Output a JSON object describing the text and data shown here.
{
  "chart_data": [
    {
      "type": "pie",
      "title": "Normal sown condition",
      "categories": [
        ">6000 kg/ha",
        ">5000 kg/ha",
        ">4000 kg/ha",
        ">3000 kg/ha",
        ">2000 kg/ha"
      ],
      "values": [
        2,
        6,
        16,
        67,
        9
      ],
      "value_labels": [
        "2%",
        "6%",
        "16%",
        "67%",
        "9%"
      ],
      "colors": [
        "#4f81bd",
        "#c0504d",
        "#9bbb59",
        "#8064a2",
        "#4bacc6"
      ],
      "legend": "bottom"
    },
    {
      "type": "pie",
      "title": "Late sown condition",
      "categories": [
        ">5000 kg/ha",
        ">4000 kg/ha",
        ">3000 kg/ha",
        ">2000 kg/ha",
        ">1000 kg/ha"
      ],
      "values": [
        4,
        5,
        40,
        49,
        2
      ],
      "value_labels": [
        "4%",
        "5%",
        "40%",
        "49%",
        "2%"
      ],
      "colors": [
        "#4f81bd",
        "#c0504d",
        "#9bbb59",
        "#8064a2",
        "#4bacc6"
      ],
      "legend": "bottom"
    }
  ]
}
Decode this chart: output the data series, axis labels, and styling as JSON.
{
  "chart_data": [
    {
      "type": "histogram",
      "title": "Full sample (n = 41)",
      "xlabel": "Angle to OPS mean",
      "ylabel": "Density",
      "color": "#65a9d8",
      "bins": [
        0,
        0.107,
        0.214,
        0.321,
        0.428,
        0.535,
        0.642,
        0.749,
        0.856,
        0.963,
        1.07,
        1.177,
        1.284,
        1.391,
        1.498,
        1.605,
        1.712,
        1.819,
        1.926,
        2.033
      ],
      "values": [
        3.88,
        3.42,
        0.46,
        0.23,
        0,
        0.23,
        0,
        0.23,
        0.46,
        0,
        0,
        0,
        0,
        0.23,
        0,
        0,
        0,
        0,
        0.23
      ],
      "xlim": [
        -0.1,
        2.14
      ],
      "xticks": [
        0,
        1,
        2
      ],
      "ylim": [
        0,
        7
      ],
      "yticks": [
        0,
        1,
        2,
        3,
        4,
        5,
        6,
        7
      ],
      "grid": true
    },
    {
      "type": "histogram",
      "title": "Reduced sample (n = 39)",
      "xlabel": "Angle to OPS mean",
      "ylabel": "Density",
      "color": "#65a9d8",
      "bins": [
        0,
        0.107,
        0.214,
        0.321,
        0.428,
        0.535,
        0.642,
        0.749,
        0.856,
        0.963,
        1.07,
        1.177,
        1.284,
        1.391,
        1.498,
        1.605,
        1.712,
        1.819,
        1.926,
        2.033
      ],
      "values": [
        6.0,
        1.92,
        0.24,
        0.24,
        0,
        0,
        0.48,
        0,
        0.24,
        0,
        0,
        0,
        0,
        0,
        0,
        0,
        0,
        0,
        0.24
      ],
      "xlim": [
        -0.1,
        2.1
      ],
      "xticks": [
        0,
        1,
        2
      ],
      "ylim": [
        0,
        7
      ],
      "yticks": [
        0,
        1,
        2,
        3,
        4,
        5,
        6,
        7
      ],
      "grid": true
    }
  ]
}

Problem description: Extract the listing in its entirety, matching it exactly.

Result below:
Output a JSON object describing the text and data shown here.
{
  "chart_data": [
    {
      "type": "pie",
      "title": "Normal sown condition",
      "categories": [
        ">6000 kg/ha",
        ">5000 kg/ha",
        ">4000 kg/ha",
        ">3000 kg/ha",
        ">2000 kg/ha"
      ],
      "values": [
        2,
        6,
        16,
        67,
        9
      ],
      "value_labels": [
        "2%",
        "6%",
        "16%",
        "67%",
        "9%"
      ],
      "colors": [
        "#4f81bd",
        "#c0504d",
        "#9bbb59",
        "#8064a2",
        "#4bacc6"
      ],
      "legend": "bottom"
    },
    {
      "type": "pie",
      "title": "Late sown condition",
      "categories": [
        ">5000 kg/ha",
        ">4000 kg/ha",
        ">3000 kg/ha",
        ">2000 kg/ha",
        ">1000 kg/ha"
      ],
      "values": [
        4,
        5,
        40,
        49,
        2
      ],
      "value_labels": [
        "4%",
        "5%",
        "40%",
        "49%",
        "2%"
      ],
      "colors": [
        "#4f81bd",
        "#c0504d",
        "#9bbb59",
        "#8064a2",
        "#4bacc6"
      ],
      "legend": "bottom"
    }
  ]
}
Decode this chart: output the data series, axis labels, and styling as JSON.
{
  "chart_data": [
    {
      "type": "histogram",
      "title": "Full sample (n = 41)",
      "xlabel": "Angle to OPS mean",
      "ylabel": "Density",
      "color": "#65a9d8",
      "bins": [
        0,
        0.107,
        0.214,
        0.321,
        0.428,
        0.535,
        0.642,
        0.749,
        0.856,
        0.963,
        1.07,
        1.177,
        1.284,
        1.391,
        1.498,
        1.605,
        1.712,
        1.819,
        1.926,
        2.033
      ],
      "values": [
        3.88,
        3.42,
        0.46,
        0.23,
        0,
        0.23,
        0,
        0.23,
        0.46,
        0,
        0,
        0,
        0,
        0.23,
        0,
        0,
        0,
        0,
        0.23
      ],
      "xlim": [
        -0.1,
        2.14
      ],
      "xticks": [
        0,
        1,
        2
      ],
      "ylim": [
        0,
        7
      ],
      "yticks": [
        0,
        1,
        2,
        3,
        4,
        5,
        6,
        7
      ],
      "grid": true
    },
    {
      "type": "histogram",
      "title": "Reduced sample (n = 39)",
      "xlabel": "Angle to OPS mean",
      "ylabel": "Density",
      "color": "#65a9d8",
      "bins": [
        0,
        0.107,
        0.214,
        0.321,
        0.428,
        0.535,
        0.642,
        0.749,
        0.856,
        0.963,
        1.07,
        1.177,
        1.284,
        1.391,
        1.498,
        1.605,
        1.712,
        1.819,
        1.926,
        2.033
      ],
      "values": [
        6.0,
        1.92,
        0.24,
        0.24,
        0,
        0,
        0.48,
        0,
        0.24,
        0,
        0,
        0,
        0,
        0,
        0,
        0,
        0,
        0,
        0.24
      ],
      "xlim": [
        -0.1,
        2.1
      ],
      "xticks": [
        0,
        1,
        2
      ],
      "ylim": [
        0,
        7
      ],
      "yticks": [
        0,
        1,
        2,
        3,
        4,
        5,
        6,
        7
      ],
      "grid": true
    }
  ]
}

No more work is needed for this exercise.